**SET TASK:** Identify the lines that contain the string "text", then copy each of them.

**MATERIAL PROVIDED:**
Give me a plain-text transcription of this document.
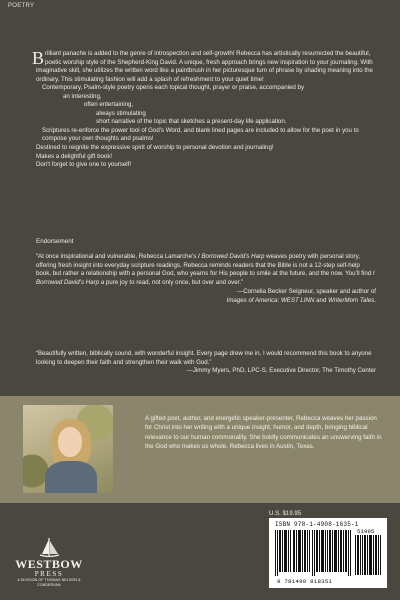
POETRY

Brilliant panache is added to the genre of introspection and self-growth! Rebecca has artistically resurrected the beautiful, poetic worship style of the Shepherd-King David. A unique, fresh approach brings new inspiration to your journaling. With imaginative skill, she utilizes the written word like a paintbrush in her picturesque turn of phrase by shading meaning into the ordinary. This stimulating fashion will add a splash of refreshment to your quiet time!

Contemporary, Psalm-style poetry opens each topical thought, prayer or praise, accompanied by

an interesting,

often entertaining,

always stimulating

short narrative of the topic that sketches a present-day life application.

Scriptures re-enforce the power tool of God's Word, and blank lined pages are included to allow for the poet in you to compose your own thoughts and psalms!

Destined to reignite the expressive spirit of worship to personal devotion and journaling!

Makes a delightful gift book!

Don't forget to give one to yourself!

Endorsement

“At once inspirational and vulnerable, Rebecca Lamarche’s I Borrowed David’s Harp weaves poetry with personal story, offering fresh insight into everyday scripture readings. Rebecca reminds readers that the Bible is not a 12-step self-help book, but rather a relationship with a personal God, who yearns for His people to smile at the future, and the now. You’ll find I Borrowed David’s Harp a pure joy to read, not only once, but over and over.”

—Cornelia Becker Seigneur, speaker and author of

Images of America: WEST LINN and WriterMom Tales.

“Beautifully written, biblically sound, with wonderful insight. Every page drew me in, I would recommend this book to anyone looking to deepen their faith and strengthen their walk with God.”

—Jimmy Myers, PhD, LPC-S, Executive Director, The Timothy Center

A gifted poet, author, and energetic speaker-presenter, Rebecca weaves her passion for Christ into her writing with a unique insight, humor, and depth, bringing biblical relevance to our human commonality. She boldly communicates an unswerving faith in the God who makes us whole. Rebecca lives in Austin, Texas.

U.S. $19.95
ISBN 978-1-4908-1635-1
51995
9 781490 818351
WESTBOW
PRESS
A DIVISION OF THOMAS NELSON & ZONDERVAN
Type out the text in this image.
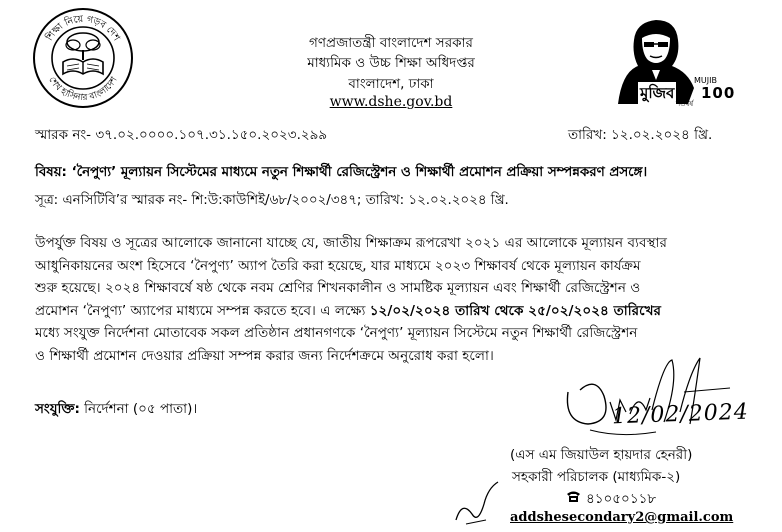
শিক্ষা নিয়ে গড়ব দেশ
শেখ হাসিনার বাংলাদেশ
গণপ্রজাতন্ত্রী বাংলাদেশ সরকার
মাধ্যমিক ও উচ্চ শিক্ষা অধিদপ্তর
বাংলাদেশ, ঢাকা
www.dshe.gov.bd	মুজিব
MUJIB
100
শতবর্ষ
স্মারক নং- ৩৭.০২.০০০০.১০৭.৩১.১৫০.২০২৩.২৯৯	তারিখ: ১২.০২.২০২৪ খ্রি.
বিষয়: ‘নৈপুণ্য’ মূল্যায়ন সিস্টেমের মাধ্যমে নতুন শিক্ষার্থী রেজিস্ট্রেশন ও শিক্ষার্থী প্রমোশন প্রক্রিয়া সম্পন্নকরণ প্রসঙ্গে।
সূত্র: এনসিটিবি’র স্মারক নং- শি:উ:কাউশিই/৬৮/২০০২/৩৪৭; তারিখ: ১২.০২.২০২৪ খ্রি.
উপর্যুক্ত বিষয় ও সূত্রের আলোকে জানানো যাচ্ছে যে, জাতীয় শিক্ষাক্রম রূপরেখা ২০২১ এর আলোকে মূল্যায়ন ব্যবস্থার
আধুনিকায়নের অংশ হিসেবে ‘নৈপুণ্য’ অ্যাপ তৈরি করা হয়েছে, যার মাধ্যমে ২০২৩ শিক্ষাবর্ষ থেকে মূল্যায়ন কার্যক্রম
শুরু হয়েছে। ২০২৪ শিক্ষাবর্ষে ষষ্ঠ থেকে নবম শ্রেণির শিখনকালীন ও সামষ্টিক মূল্যায়ন এবং শিক্ষার্থী রেজিস্ট্রেশন ও
প্রমোশন ‘নৈপুণ্য’ অ্যাপের মাধ্যমে সম্পন্ন করতে হবে। এ লক্ষ্যে ১২/০২/২০২৪ তারিখ থেকে ২৫/০২/২০২৪ তারিখের
মধ্যে সংযুক্ত নির্দেশনা মোতাবেক সকল প্রতিষ্ঠান প্রধানগণকে ‘নৈপুণ্য’ মূল্যায়ন সিস্টেমে নতুন শিক্ষার্থী রেজিস্ট্রেশন
ও শিক্ষার্থী প্রমোশন দেওয়ার প্রক্রিয়া সম্পন্ন করার জন্য নির্দেশক্রমে অনুরোধ করা হলো।
সংযুক্তি: নির্দেশনা (০৫ পাতা)।	12/02/2024
(এস এম জিয়াউল হায়দার হেনরী)
সহকারী পরিচালক (মাধ্যমিক-২)
৪১০৫০১১৮
addshesecondary2@gmail.com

**WORKED SOLUTION:**
Give me a plain-text transcription of this document.
Type out the text in this image.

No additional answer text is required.